### Directive
What follows is a block of records; restate each one word for word.

[Dataset entries]

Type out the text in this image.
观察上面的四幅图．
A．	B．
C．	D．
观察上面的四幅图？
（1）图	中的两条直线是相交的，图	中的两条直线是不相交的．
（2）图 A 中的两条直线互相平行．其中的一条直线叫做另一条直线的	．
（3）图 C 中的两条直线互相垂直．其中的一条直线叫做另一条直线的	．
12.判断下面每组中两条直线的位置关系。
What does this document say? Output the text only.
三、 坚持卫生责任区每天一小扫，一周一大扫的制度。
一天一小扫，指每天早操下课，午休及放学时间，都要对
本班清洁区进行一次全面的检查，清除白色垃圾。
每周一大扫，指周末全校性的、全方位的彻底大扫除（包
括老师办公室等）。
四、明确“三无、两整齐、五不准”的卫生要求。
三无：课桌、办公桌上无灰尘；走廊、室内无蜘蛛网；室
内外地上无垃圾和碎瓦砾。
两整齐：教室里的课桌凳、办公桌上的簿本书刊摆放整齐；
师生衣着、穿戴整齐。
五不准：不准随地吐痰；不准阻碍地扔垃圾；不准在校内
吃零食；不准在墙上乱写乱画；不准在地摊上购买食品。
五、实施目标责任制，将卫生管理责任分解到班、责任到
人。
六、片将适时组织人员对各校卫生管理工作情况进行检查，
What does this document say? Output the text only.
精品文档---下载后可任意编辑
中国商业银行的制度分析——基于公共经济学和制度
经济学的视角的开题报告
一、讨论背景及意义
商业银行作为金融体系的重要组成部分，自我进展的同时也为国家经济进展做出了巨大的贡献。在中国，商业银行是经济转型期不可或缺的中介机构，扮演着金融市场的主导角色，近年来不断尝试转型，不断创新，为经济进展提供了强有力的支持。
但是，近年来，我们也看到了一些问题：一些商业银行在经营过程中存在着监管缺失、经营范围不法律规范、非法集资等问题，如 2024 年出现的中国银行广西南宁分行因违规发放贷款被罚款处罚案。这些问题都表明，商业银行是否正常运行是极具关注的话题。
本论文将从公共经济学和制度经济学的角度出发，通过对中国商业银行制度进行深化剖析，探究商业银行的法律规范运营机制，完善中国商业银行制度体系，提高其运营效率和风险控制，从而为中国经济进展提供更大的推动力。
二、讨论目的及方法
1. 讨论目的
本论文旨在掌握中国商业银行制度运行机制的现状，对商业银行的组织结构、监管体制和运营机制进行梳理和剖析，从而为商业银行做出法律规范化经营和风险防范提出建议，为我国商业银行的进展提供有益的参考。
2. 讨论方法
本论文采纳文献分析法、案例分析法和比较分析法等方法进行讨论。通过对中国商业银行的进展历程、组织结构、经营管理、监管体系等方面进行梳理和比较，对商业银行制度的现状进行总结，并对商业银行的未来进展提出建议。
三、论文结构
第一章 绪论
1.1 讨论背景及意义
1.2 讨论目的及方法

### Result below
Type out the text in this image.
观察上面的四幅图．
A．	B．
C．	D．
观察上面的四幅图？
（1）图	中的两条直线是相交的，图	中的两条直线是不相交的．
（2）图 A 中的两条直线互相平行．其中的一条直线叫做另一条直线的	．
（3）图 C 中的两条直线互相垂直．其中的一条直线叫做另一条直线的	．
12.判断下面每组中两条直线的位置关系。
What does this document say? Output the text only.
三、 坚持卫生责任区每天一小扫，一周一大扫的制度。
一天一小扫，指每天早操下课，午休及放学时间，都要对
本班清洁区进行一次全面的检查，清除白色垃圾。
每周一大扫，指周末全校性的、全方位的彻底大扫除（包
括老师办公室等）。
四、明确“三无、两整齐、五不准”的卫生要求。
三无：课桌、办公桌上无灰尘；走廊、室内无蜘蛛网；室
内外地上无垃圾和碎瓦砾。
两整齐：教室里的课桌凳、办公桌上的簿本书刊摆放整齐；
师生衣着、穿戴整齐。
五不准：不准随地吐痰；不准阻碍地扔垃圾；不准在校内
吃零食；不准在墙上乱写乱画；不准在地摊上购买食品。
五、实施目标责任制，将卫生管理责任分解到班、责任到
人。
六、片将适时组织人员对各校卫生管理工作情况进行检查，
What does this document say? Output the text only.
精品文档---下载后可任意编辑
中国商业银行的制度分析——基于公共经济学和制度
经济学的视角的开题报告
一、讨论背景及意义
商业银行作为金融体系的重要组成部分，自我进展的同时也为国家经济进展做出了巨大的贡献。在中国，商业银行是经济转型期不可或缺的中介机构，扮演着金融市场的主导角色，近年来不断尝试转型，不断创新，为经济进展提供了强有力的支持。
但是，近年来，我们也看到了一些问题：一些商业银行在经营过程中存在着监管缺失、经营范围不法律规范、非法集资等问题，如 2024 年出现的中国银行广西南宁分行因违规发放贷款被罚款处罚案。这些问题都表明，商业银行是否正常运行是极具关注的话题。
本论文将从公共经济学和制度经济学的角度出发，通过对中国商业银行制度进行深化剖析，探究商业银行的法律规范运营机制，完善中国商业银行制度体系，提高其运营效率和风险控制，从而为中国经济进展提供更大的推动力。
二、讨论目的及方法
1. 讨论目的
本论文旨在掌握中国商业银行制度运行机制的现状，对商业银行的组织结构、监管体制和运营机制进行梳理和剖析，从而为商业银行做出法律规范化经营和风险防范提出建议，为我国商业银行的进展提供有益的参考。
2. 讨论方法
本论文采纳文献分析法、案例分析法和比较分析法等方法进行讨论。通过对中国商业银行的进展历程、组织结构、经营管理、监管体系等方面进行梳理和比较，对商业银行制度的现状进行总结，并对商业银行的未来进展提出建议。
三、论文结构
第一章 绪论
1.1 讨论背景及意义
1.2 讨论目的及方法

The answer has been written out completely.